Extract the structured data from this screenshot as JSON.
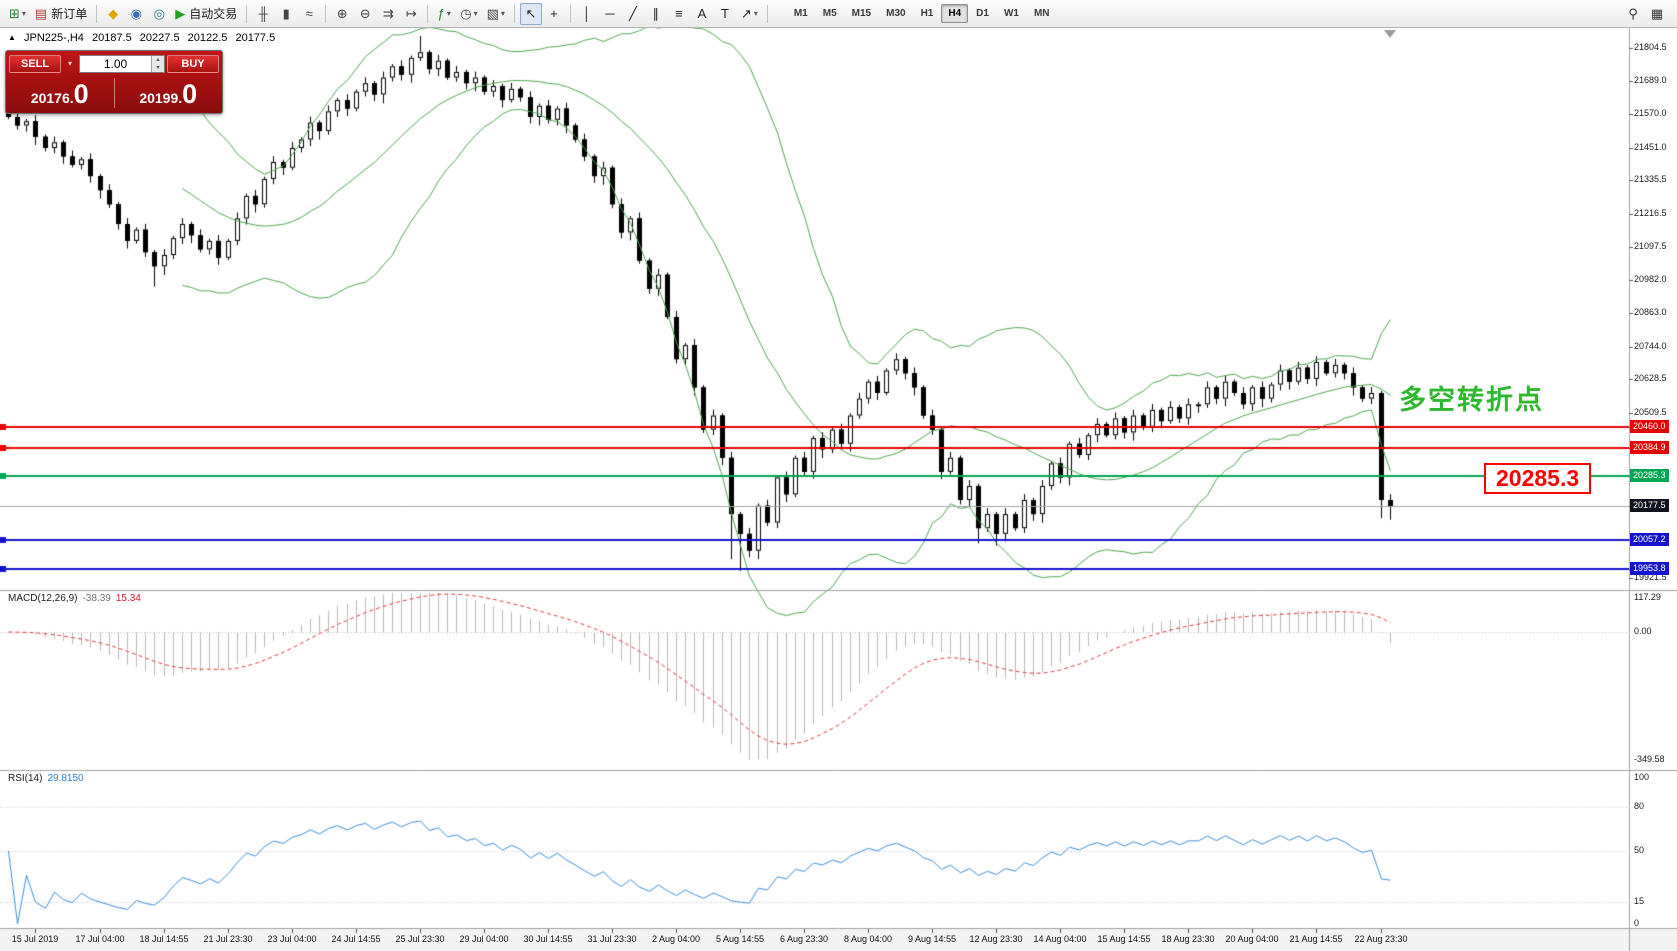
{
  "toolbar": {
    "items": [
      {
        "name": "new-chart-button",
        "glyph": "⊞",
        "color": "#2e7d32",
        "dropdown": true
      },
      {
        "name": "new-order-button",
        "glyph": "▤",
        "color": "#b03a3a",
        "label": "新订单"
      },
      {
        "sep": true
      },
      {
        "name": "metaeditor-button",
        "glyph": "◆",
        "color": "#dfa400"
      },
      {
        "name": "community-button",
        "glyph": "◉",
        "color": "#3b6fb5"
      },
      {
        "name": "data-window-button",
        "glyph": "◎",
        "color": "#2a7a8c"
      },
      {
        "name": "autotrading-button",
        "glyph": "▶",
        "color": "#1fa41f",
        "label": "自动交易"
      },
      {
        "sep": true
      },
      {
        "name": "bar-chart-button",
        "glyph": "╫",
        "color": "#444444"
      },
      {
        "name": "candlestick-chart-button",
        "glyph": "▮",
        "color": "#444444"
      },
      {
        "name": "line-chart-button",
        "glyph": "≈",
        "color": "#444444"
      },
      {
        "sep": true
      },
      {
        "name": "zoom-in-button",
        "glyph": "⊕",
        "color": "#444444"
      },
      {
        "name": "zoom-out-button",
        "glyph": "⊖",
        "color": "#444444"
      },
      {
        "name": "auto-scroll-button",
        "glyph": "⇉",
        "color": "#444444"
      },
      {
        "name": "chart-shift-button",
        "glyph": "↦",
        "color": "#444444"
      },
      {
        "sep": true
      },
      {
        "name": "indicators-button",
        "glyph": "ƒ",
        "color": "#2e7d32",
        "dropdown": true
      },
      {
        "name": "periods-button",
        "glyph": "◷",
        "color": "#444444",
        "dropdown": true
      },
      {
        "name": "templates-button",
        "glyph": "▧",
        "color": "#444444",
        "dropdown": true
      },
      {
        "sep": true
      },
      {
        "name": "cursor-button",
        "glyph": "↖",
        "color": "#222222",
        "active": true
      },
      {
        "name": "crosshair-button",
        "glyph": "+",
        "color": "#222222"
      },
      {
        "sep": true
      },
      {
        "name": "vertical-line-button",
        "glyph": "│",
        "color": "#222222"
      },
      {
        "name": "horizontal-line-button",
        "glyph": "─",
        "color": "#222222"
      },
      {
        "name": "trendline-button",
        "glyph": "╱",
        "color": "#222222"
      },
      {
        "name": "channel-button",
        "glyph": "∥",
        "color": "#222222"
      },
      {
        "name": "fibonacci-button",
        "glyph": "≡",
        "color": "#222222"
      },
      {
        "name": "text-button",
        "glyph": "A",
        "color": "#222222"
      },
      {
        "name": "text-label-button",
        "glyph": "T",
        "color": "#222222"
      },
      {
        "name": "arrows-tool-button",
        "glyph": "↗",
        "color": "#222222",
        "dropdown": true
      },
      {
        "sep": true
      }
    ],
    "timeframes": [
      "M1",
      "M5",
      "M15",
      "M30",
      "H1",
      "H4",
      "D1",
      "W1",
      "MN"
    ],
    "active_timeframe": "H4",
    "right_items": [
      {
        "name": "search-button",
        "glyph": "⚲",
        "color": "#333333"
      },
      {
        "name": "chart-windows-button",
        "glyph": "▦",
        "color": "#333333"
      }
    ]
  },
  "trade_panel": {
    "sell_label": "SELL",
    "buy_label": "BUY",
    "volume": "1.00",
    "dropdown_icon": "▾",
    "spinner_up": "▴",
    "spinner_down": "▾",
    "sell_price_main": "20176.",
    "sell_price_big": "0",
    "buy_price_main": "20199.",
    "buy_price_big": "0"
  },
  "chart": {
    "marker": "▲",
    "symbol": "JPN225-,H4",
    "ohlc_display": {
      "open": "20187.5",
      "high": "20227.5",
      "low": "20122.5",
      "close": "20177.5"
    },
    "price_axis": {
      "ticks": [
        21804.5,
        21689.0,
        21570.0,
        21451.0,
        21335.5,
        21216.5,
        21097.5,
        20982.0,
        20863.0,
        20744.0,
        20628.5,
        20509.5,
        19921.5
      ]
    },
    "levels": [
      {
        "price": 20460.0,
        "label": "20460.0",
        "color": "#e60000"
      },
      {
        "price": 20384.9,
        "label": "20384.9",
        "color": "#e60000"
      },
      {
        "price": 20285.3,
        "label": "20285.3",
        "color": "#00a651"
      },
      {
        "price": 20057.2,
        "label": "20057.2",
        "color": "#1414cc"
      },
      {
        "price": 19953.8,
        "label": "19953.8",
        "color": "#1414cc"
      }
    ],
    "bid": {
      "price": 20177.5,
      "label": "20177.5"
    },
    "annotations": {
      "turning_point": {
        "text": "多空转折点",
        "color": "#2eb82e"
      },
      "price_box": {
        "text": "20285.3",
        "color": "#ff0000"
      }
    },
    "time_axis": {
      "labels": [
        "15 Jul 2019",
        "17 Jul 04:00",
        "18 Jul 14:55",
        "21 Jul 23:30",
        "23 Jul 04:00",
        "24 Jul 14:55",
        "25 Jul 23:30",
        "29 Jul 04:00",
        "30 Jul 14:55",
        "31 Jul 23:30",
        "2 Aug 04:00",
        "5 Aug 14:55",
        "6 Aug 23:30",
        "8 Aug 04:00",
        "9 Aug 14:55",
        "12 Aug 23:30",
        "14 Aug 04:00",
        "15 Aug 14:55",
        "18 Aug 23:30",
        "20 Aug 04:00",
        "21 Aug 14:55",
        "22 Aug 23:30"
      ],
      "bars": [
        3,
        10,
        17,
        24,
        31,
        38,
        45,
        52,
        59,
        66,
        73,
        80,
        87,
        94,
        101,
        108,
        115,
        122,
        129,
        136,
        143,
        150
      ]
    },
    "chart_data": {
      "type": "candlestick",
      "closes": [
        21560,
        21530,
        21545,
        21490,
        21450,
        21470,
        21420,
        21390,
        21410,
        21350,
        21300,
        21250,
        21180,
        21120,
        21160,
        21080,
        21030,
        21070,
        21130,
        21180,
        21140,
        21090,
        21120,
        21060,
        21120,
        21200,
        21280,
        21250,
        21340,
        21400,
        21380,
        21450,
        21480,
        21540,
        21510,
        21580,
        21620,
        21590,
        21650,
        21680,
        21640,
        21700,
        21740,
        21710,
        21770,
        21790,
        21730,
        21760,
        21700,
        21720,
        21680,
        21700,
        21650,
        21670,
        21620,
        21660,
        21630,
        21560,
        21600,
        21550,
        21590,
        21530,
        21480,
        21420,
        21350,
        21380,
        21250,
        21150,
        21200,
        21050,
        20950,
        21000,
        20850,
        20700,
        20750,
        20600,
        20450,
        20500,
        20350,
        20150,
        20080,
        20020,
        20180,
        20120,
        20280,
        20220,
        20350,
        20300,
        20420,
        20380,
        20450,
        20400,
        20500,
        20560,
        20620,
        20580,
        20660,
        20700,
        20650,
        20600,
        20500,
        20450,
        20300,
        20350,
        20200,
        20250,
        20100,
        20150,
        20080,
        20150,
        20100,
        20200,
        20150,
        20250,
        20330,
        20280,
        20400,
        20360,
        20430,
        20470,
        20430,
        20490,
        20440,
        20500,
        20460,
        20520,
        20480,
        20530,
        20490,
        20540,
        20540,
        20600,
        20560,
        20620,
        20580,
        20540,
        20600,
        20560,
        20610,
        20660,
        20620,
        20670,
        20630,
        20690,
        20650,
        20680,
        20650,
        20600,
        20560,
        20580,
        20200,
        20177.5
      ],
      "wick_overrides": {
        "16": {
          "low": 20958
        },
        "45": {
          "high": 21848
        },
        "79": {
          "low": 19990
        },
        "80": {
          "low": 19948
        },
        "106": {
          "low": 20046
        },
        "108": {
          "low": 20038
        },
        "150": {
          "low": 20135
        },
        "151": {
          "low": 20130
        }
      },
      "bollinger": {
        "period": 20,
        "deviation": 2
      }
    }
  },
  "macd": {
    "title": "MACD(12,26,9)",
    "value_main": "-38.39",
    "value_signal": "15.34",
    "fast": 12,
    "slow": 26,
    "signal": 9,
    "axis_labels": [
      "117.29",
      "0.00",
      "-349.58"
    ]
  },
  "rsi": {
    "title": "RSI(14)",
    "value": "29.8150",
    "period": 14,
    "axis_labels": [
      "100",
      "80",
      "50",
      "15",
      "0"
    ],
    "axis_values": [
      100,
      80,
      50,
      15,
      0
    ],
    "levels": [
      80,
      50,
      15
    ]
  },
  "colors": {
    "bollinger": "#4da64d",
    "macd_hist": "#b9b9b9",
    "macd_signal": "#e03c3c",
    "rsi_line": "#3c8fd9",
    "bid_label_bg": "#12121c",
    "candle_up": "#ffffff",
    "candle_down": "#000000"
  }
}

- _Given instruction_
Pick out the lines containing the word "zoom" and show them.

- _In response_
        "name": "zoom-in-button",
        "name": "zoom-out-button",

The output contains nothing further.